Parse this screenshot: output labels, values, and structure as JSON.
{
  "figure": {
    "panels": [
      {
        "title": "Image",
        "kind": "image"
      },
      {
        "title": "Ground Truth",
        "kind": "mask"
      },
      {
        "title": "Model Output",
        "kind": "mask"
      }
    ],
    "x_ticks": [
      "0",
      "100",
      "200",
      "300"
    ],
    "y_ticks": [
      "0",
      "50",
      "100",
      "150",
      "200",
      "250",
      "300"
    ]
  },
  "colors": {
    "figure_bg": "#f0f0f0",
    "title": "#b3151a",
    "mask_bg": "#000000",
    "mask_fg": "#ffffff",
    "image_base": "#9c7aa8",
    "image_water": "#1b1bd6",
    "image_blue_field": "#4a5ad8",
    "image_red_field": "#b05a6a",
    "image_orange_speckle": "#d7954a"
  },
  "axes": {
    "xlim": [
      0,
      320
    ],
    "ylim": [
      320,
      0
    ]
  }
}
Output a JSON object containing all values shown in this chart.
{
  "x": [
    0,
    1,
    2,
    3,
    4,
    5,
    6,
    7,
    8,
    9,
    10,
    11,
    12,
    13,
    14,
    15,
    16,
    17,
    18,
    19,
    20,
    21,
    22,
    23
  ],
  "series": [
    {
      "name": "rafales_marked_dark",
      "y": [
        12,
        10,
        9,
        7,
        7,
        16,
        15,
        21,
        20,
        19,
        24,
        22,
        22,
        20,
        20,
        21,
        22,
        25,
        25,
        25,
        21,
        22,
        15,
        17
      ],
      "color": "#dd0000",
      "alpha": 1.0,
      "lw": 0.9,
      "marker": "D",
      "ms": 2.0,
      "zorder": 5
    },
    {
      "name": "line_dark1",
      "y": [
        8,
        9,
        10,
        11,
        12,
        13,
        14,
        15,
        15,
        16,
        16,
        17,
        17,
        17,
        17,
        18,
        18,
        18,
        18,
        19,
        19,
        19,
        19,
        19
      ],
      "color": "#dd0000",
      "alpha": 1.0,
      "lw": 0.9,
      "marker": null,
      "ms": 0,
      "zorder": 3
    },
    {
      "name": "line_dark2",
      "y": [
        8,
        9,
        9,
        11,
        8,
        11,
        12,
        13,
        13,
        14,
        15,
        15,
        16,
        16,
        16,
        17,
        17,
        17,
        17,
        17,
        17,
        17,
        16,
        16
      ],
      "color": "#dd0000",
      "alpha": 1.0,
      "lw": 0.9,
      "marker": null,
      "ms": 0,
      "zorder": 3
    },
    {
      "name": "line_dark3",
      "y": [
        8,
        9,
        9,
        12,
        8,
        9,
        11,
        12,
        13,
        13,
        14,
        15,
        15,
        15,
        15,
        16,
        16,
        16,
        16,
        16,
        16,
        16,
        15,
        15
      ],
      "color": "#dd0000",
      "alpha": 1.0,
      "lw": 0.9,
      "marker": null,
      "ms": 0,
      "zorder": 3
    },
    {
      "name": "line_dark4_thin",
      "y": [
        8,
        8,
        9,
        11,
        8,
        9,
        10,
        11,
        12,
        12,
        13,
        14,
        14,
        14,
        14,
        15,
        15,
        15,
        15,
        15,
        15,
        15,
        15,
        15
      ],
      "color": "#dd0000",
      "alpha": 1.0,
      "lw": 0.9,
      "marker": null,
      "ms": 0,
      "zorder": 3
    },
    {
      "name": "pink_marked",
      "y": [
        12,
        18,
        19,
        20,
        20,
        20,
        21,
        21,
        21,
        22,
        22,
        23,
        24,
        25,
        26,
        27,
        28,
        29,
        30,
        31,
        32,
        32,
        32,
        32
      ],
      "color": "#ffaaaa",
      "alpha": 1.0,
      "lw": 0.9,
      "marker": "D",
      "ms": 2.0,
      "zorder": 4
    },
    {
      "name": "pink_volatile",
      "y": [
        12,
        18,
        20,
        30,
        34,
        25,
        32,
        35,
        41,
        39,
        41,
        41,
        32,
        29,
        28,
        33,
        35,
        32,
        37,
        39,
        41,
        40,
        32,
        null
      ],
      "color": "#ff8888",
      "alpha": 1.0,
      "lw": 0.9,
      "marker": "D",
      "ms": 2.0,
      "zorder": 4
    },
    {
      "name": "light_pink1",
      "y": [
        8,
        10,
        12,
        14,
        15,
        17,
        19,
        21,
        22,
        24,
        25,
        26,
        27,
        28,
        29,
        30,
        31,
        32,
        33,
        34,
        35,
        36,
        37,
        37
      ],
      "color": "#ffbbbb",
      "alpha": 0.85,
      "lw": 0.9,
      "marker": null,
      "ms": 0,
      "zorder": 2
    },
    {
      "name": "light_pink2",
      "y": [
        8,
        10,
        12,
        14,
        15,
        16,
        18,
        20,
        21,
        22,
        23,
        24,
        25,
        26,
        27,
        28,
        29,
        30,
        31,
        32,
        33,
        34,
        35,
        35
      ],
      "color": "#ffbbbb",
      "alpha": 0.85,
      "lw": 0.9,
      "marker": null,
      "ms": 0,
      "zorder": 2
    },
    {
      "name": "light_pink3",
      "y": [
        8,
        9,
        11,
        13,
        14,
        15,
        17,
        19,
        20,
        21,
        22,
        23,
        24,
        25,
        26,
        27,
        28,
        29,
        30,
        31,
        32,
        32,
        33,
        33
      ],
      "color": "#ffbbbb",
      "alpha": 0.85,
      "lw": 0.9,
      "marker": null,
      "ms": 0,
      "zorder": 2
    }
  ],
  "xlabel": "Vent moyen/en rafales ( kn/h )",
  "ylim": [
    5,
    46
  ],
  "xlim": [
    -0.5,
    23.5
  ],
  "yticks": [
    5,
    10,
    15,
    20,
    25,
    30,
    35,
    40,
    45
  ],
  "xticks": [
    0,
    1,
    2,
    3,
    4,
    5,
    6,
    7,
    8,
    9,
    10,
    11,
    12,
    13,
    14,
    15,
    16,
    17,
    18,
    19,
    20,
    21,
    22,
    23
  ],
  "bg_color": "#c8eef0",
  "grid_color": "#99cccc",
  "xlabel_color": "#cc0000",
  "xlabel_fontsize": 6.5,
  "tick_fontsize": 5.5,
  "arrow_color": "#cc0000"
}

:::::

EXERCISE OBJECTIVE: Pull out each record as written and restate it exactly.

FINISHED ANSWER:
Parse this screenshot: output labels, values, and structure as JSON.
{
  "figure": {
    "panels": [
      {
        "title": "Image",
        "kind": "image"
      },
      {
        "title": "Ground Truth",
        "kind": "mask"
      },
      {
        "title": "Model Output",
        "kind": "mask"
      }
    ],
    "x_ticks": [
      "0",
      "100",
      "200",
      "300"
    ],
    "y_ticks": [
      "0",
      "50",
      "100",
      "150",
      "200",
      "250",
      "300"
    ]
  },
  "colors": {
    "figure_bg": "#f0f0f0",
    "title": "#b3151a",
    "mask_bg": "#000000",
    "mask_fg": "#ffffff",
    "image_base": "#9c7aa8",
    "image_water": "#1b1bd6",
    "image_blue_field": "#4a5ad8",
    "image_red_field": "#b05a6a",
    "image_orange_speckle": "#d7954a"
  },
  "axes": {
    "xlim": [
      0,
      320
    ],
    "ylim": [
      320,
      0
    ]
  }
}
Output a JSON object containing all values shown in this chart.
{
  "x": [
    0,
    1,
    2,
    3,
    4,
    5,
    6,
    7,
    8,
    9,
    10,
    11,
    12,
    13,
    14,
    15,
    16,
    17,
    18,
    19,
    20,
    21,
    22,
    23
  ],
  "series": [
    {
      "name": "rafales_marked_dark",
      "y": [
        12,
        10,
        9,
        7,
        7,
        16,
        15,
        21,
        20,
        19,
        24,
        22,
        22,
        20,
        20,
        21,
        22,
        25,
        25,
        25,
        21,
        22,
        15,
        17
      ],
      "color": "#dd0000",
      "alpha": 1.0,
      "lw": 0.9,
      "marker": "D",
      "ms": 2.0,
      "zorder": 5
    },
    {
      "name": "line_dark1",
      "y": [
        8,
        9,
        10,
        11,
        12,
        13,
        14,
        15,
        15,
        16,
        16,
        17,
        17,
        17,
        17,
        18,
        18,
        18,
        18,
        19,
        19,
        19,
        19,
        19
      ],
      "color": "#dd0000",
      "alpha": 1.0,
      "lw": 0.9,
      "marker": null,
      "ms": 0,
      "zorder": 3
    },
    {
      "name": "line_dark2",
      "y": [
        8,
        9,
        9,
        11,
        8,
        11,
        12,
        13,
        13,
        14,
        15,
        15,
        16,
        16,
        16,
        17,
        17,
        17,
        17,
        17,
        17,
        17,
        16,
        16
      ],
      "color": "#dd0000",
      "alpha": 1.0,
      "lw": 0.9,
      "marker": null,
      "ms": 0,
      "zorder": 3
    },
    {
      "name": "line_dark3",
      "y": [
        8,
        9,
        9,
        12,
        8,
        9,
        11,
        12,
        13,
        13,
        14,
        15,
        15,
        15,
        15,
        16,
        16,
        16,
        16,
        16,
        16,
        16,
        15,
        15
      ],
      "color": "#dd0000",
      "alpha": 1.0,
      "lw": 0.9,
      "marker": null,
      "ms": 0,
      "zorder": 3
    },
    {
      "name": "line_dark4_thin",
      "y": [
        8,
        8,
        9,
        11,
        8,
        9,
        10,
        11,
        12,
        12,
        13,
        14,
        14,
        14,
        14,
        15,
        15,
        15,
        15,
        15,
        15,
        15,
        15,
        15
      ],
      "color": "#dd0000",
      "alpha": 1.0,
      "lw": 0.9,
      "marker": null,
      "ms": 0,
      "zorder": 3
    },
    {
      "name": "pink_marked",
      "y": [
        12,
        18,
        19,
        20,
        20,
        20,
        21,
        21,
        21,
        22,
        22,
        23,
        24,
        25,
        26,
        27,
        28,
        29,
        30,
        31,
        32,
        32,
        32,
        32
      ],
      "color": "#ffaaaa",
      "alpha": 1.0,
      "lw": 0.9,
      "marker": "D",
      "ms": 2.0,
      "zorder": 4
    },
    {
      "name": "pink_volatile",
      "y": [
        12,
        18,
        20,
        30,
        34,
        25,
        32,
        35,
        41,
        39,
        41,
        41,
        32,
        29,
        28,
        33,
        35,
        32,
        37,
        39,
        41,
        40,
        32,
        null
      ],
      "color": "#ff8888",
      "alpha": 1.0,
      "lw": 0.9,
      "marker": "D",
      "ms": 2.0,
      "zorder": 4
    },
    {
      "name": "light_pink1",
      "y": [
        8,
        10,
        12,
        14,
        15,
        17,
        19,
        21,
        22,
        24,
        25,
        26,
        27,
        28,
        29,
        30,
        31,
        32,
        33,
        34,
        35,
        36,
        37,
        37
      ],
      "color": "#ffbbbb",
      "alpha": 0.85,
      "lw": 0.9,
      "marker": null,
      "ms": 0,
      "zorder": 2
    },
    {
      "name": "light_pink2",
      "y": [
        8,
        10,
        12,
        14,
        15,
        16,
        18,
        20,
        21,
        22,
        23,
        24,
        25,
        26,
        27,
        28,
        29,
        30,
        31,
        32,
        33,
        34,
        35,
        35
      ],
      "color": "#ffbbbb",
      "alpha": 0.85,
      "lw": 0.9,
      "marker": null,
      "ms": 0,
      "zorder": 2
    },
    {
      "name": "light_pink3",
      "y": [
        8,
        9,
        11,
        13,
        14,
        15,
        17,
        19,
        20,
        21,
        22,
        23,
        24,
        25,
        26,
        27,
        28,
        29,
        30,
        31,
        32,
        32,
        33,
        33
      ],
      "color": "#ffbbbb",
      "alpha": 0.85,
      "lw": 0.9,
      "marker": null,
      "ms": 0,
      "zorder": 2
    }
  ],
  "xlabel": "Vent moyen/en rafales ( kn/h )",
  "ylim": [
    5,
    46
  ],
  "xlim": [
    -0.5,
    23.5
  ],
  "yticks": [
    5,
    10,
    15,
    20,
    25,
    30,
    35,
    40,
    45
  ],
  "xticks": [
    0,
    1,
    2,
    3,
    4,
    5,
    6,
    7,
    8,
    9,
    10,
    11,
    12,
    13,
    14,
    15,
    16,
    17,
    18,
    19,
    20,
    21,
    22,
    23
  ],
  "bg_color": "#c8eef0",
  "grid_color": "#99cccc",
  "xlabel_color": "#cc0000",
  "xlabel_fontsize": 6.5,
  "tick_fontsize": 5.5,
  "arrow_color": "#cc0000"
}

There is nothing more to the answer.